[start]
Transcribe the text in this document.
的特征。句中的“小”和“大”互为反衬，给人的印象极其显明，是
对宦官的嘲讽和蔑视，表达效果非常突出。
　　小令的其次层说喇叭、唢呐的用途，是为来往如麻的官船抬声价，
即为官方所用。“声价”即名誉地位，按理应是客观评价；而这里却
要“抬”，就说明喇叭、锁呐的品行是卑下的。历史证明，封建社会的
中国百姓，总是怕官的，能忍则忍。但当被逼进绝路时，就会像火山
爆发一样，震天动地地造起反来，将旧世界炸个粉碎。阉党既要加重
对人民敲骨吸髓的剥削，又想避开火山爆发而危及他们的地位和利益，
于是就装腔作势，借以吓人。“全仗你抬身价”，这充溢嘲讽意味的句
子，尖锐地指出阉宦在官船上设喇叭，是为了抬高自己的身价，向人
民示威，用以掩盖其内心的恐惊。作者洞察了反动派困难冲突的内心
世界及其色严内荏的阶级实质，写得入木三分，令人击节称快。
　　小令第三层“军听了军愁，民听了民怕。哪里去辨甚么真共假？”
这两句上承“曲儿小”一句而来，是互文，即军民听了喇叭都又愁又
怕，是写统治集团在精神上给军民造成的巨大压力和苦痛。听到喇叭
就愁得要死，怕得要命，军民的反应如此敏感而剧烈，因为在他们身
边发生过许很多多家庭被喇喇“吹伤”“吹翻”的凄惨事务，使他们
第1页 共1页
[end]
- **The request**:
The records above need to be transcribed in full. Keep every character unchanged.

- **Output for this exercise**:
Transcribe the text in this document.
的特征。句中的“小”和“大”互为反衬，给人的印象极其显明，是
对宦官的嘲讽和蔑视，表达效果非常突出。
　　小令的其次层说喇叭、唢呐的用途，是为来往如麻的官船抬声价，
即为官方所用。“声价”即名誉地位，按理应是客观评价；而这里却
要“抬”，就说明喇叭、锁呐的品行是卑下的。历史证明，封建社会的
中国百姓，总是怕官的，能忍则忍。但当被逼进绝路时，就会像火山
爆发一样，震天动地地造起反来，将旧世界炸个粉碎。阉党既要加重
对人民敲骨吸髓的剥削，又想避开火山爆发而危及他们的地位和利益，
于是就装腔作势，借以吓人。“全仗你抬身价”，这充溢嘲讽意味的句
子，尖锐地指出阉宦在官船上设喇叭，是为了抬高自己的身价，向人
民示威，用以掩盖其内心的恐惊。作者洞察了反动派困难冲突的内心
世界及其色严内荏的阶级实质，写得入木三分，令人击节称快。
　　小令第三层“军听了军愁，民听了民怕。哪里去辨甚么真共假？”
这两句上承“曲儿小”一句而来，是互文，即军民听了喇叭都又愁又
怕，是写统治集团在精神上给军民造成的巨大压力和苦痛。听到喇叭
就愁得要死，怕得要命，军民的反应如此敏感而剧烈，因为在他们身
边发生过许很多多家庭被喇喇“吹伤”“吹翻”的凄惨事务，使他们
第1页 共1页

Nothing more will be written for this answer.